Data records
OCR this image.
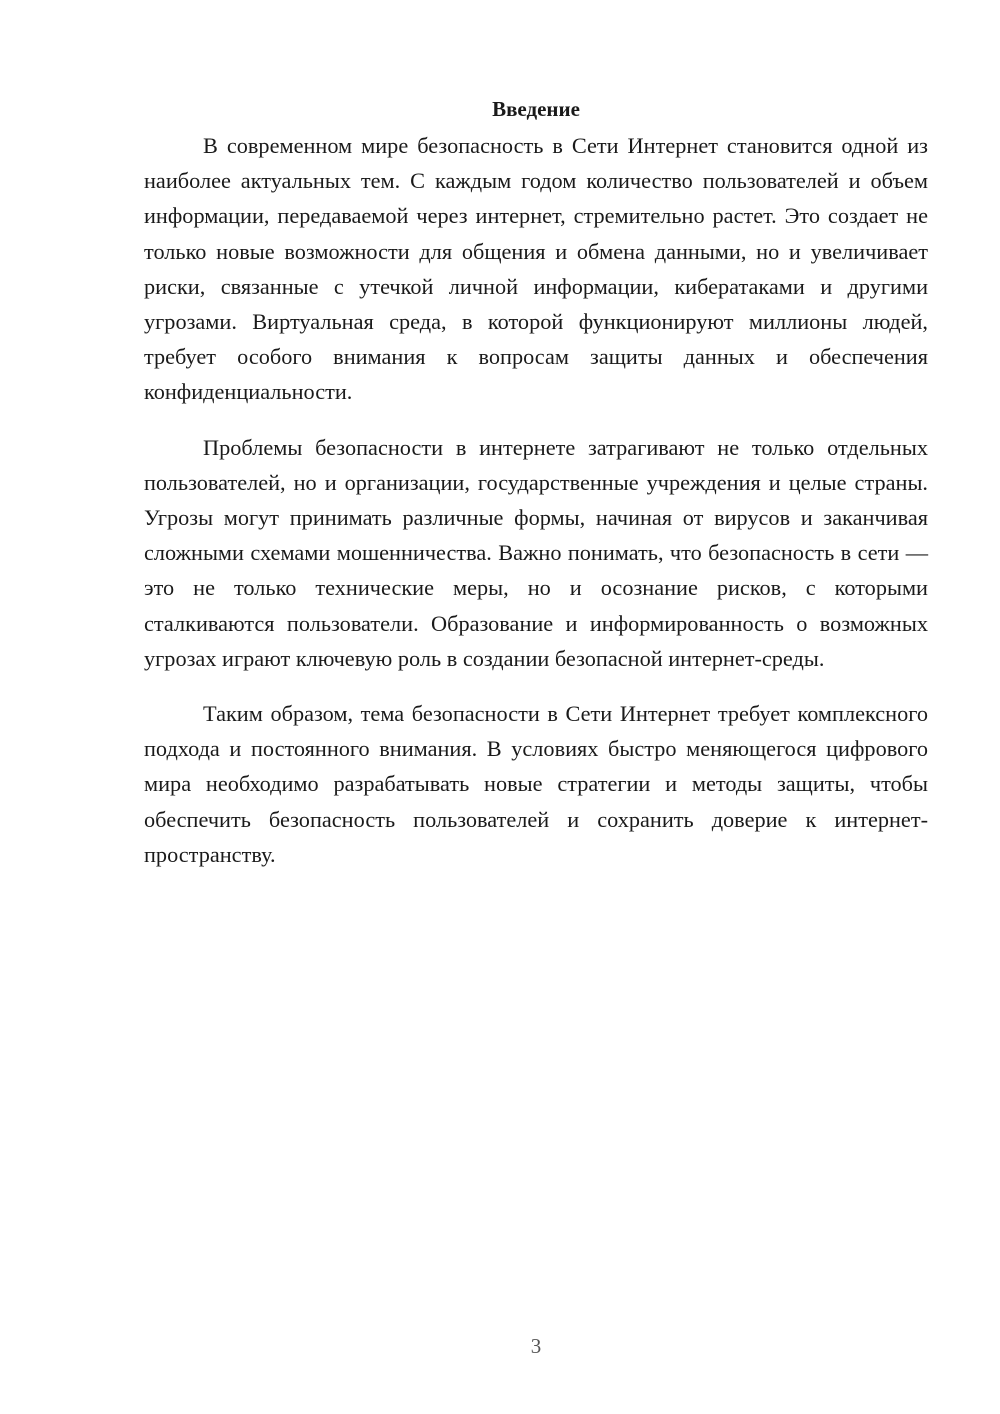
Введение

В современном мире безопасность в Сети Интернет становится одной из наиболее актуальных тем. С каждым годом количество пользователей и объем информации, передаваемой через интернет, стремительно растет. Это создает не только новые возможности для общения и обмена данными, но и увеличивает риски, связанные с утечкой личной информации, кибератаками и другими угрозами. Виртуальная среда, в которой функционируют миллионы людей, требует особого внимания к вопросам защиты данных и обеспечения конфиденциальности.

Проблемы безопасности в интернете затрагивают не только отдельных пользователей, но и организации, государственные учреждения и целые страны. Угрозы могут принимать различные формы, начиная от вирусов и заканчивая сложными схемами мошенничества. Важно понимать, что безопасность в сети — это не только технические меры, но и осознание рисков, с которыми сталкиваются пользователи. Образование и информированность о возможных угрозах играют ключевую роль в создании безопасной интернет-среды.

Таким образом, тема безопасности в Сети Интернет требует комплексного подхода и постоянного внимания. В условиях быстро меняющегося цифрового мира необходимо разрабатывать новые стратегии и методы защиты, чтобы обеспечить безопасность пользователей и сохранить доверие к интернет-пространству.

3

### What you need to do:
Can you repeat every record above exactly, apart from the pictures?

### Full output:
OCR this image.
Введение

В современном мире безопасность в Сети Интернет становится одной из наиболее актуальных тем. С каждым годом количество пользователей и объем информации, передаваемой через интернет, стремительно растет. Это создает не только новые возможности для общения и обмена данными, но и увеличивает риски, связанные с утечкой личной информации, кибератаками и другими угрозами. Виртуальная среда, в которой функционируют миллионы людей, требует особого внимания к вопросам защиты данных и обеспечения конфиденциальности.

Проблемы безопасности в интернете затрагивают не только отдельных пользователей, но и организации, государственные учреждения и целые страны. Угрозы могут принимать различные формы, начиная от вирусов и заканчивая сложными схемами мошенничества. Важно понимать, что безопасность в сети — это не только технические меры, но и осознание рисков, с которыми сталкиваются пользователи. Образование и информированность о возможных угрозах играют ключевую роль в создании безопасной интернет-среды.

Таким образом, тема безопасности в Сети Интернет требует комплексного подхода и постоянного внимания. В условиях быстро меняющегося цифрового мира необходимо разрабатывать новые стратегии и методы защиты, чтобы обеспечить безопасность пользователей и сохранить доверие к интернет-пространству.

3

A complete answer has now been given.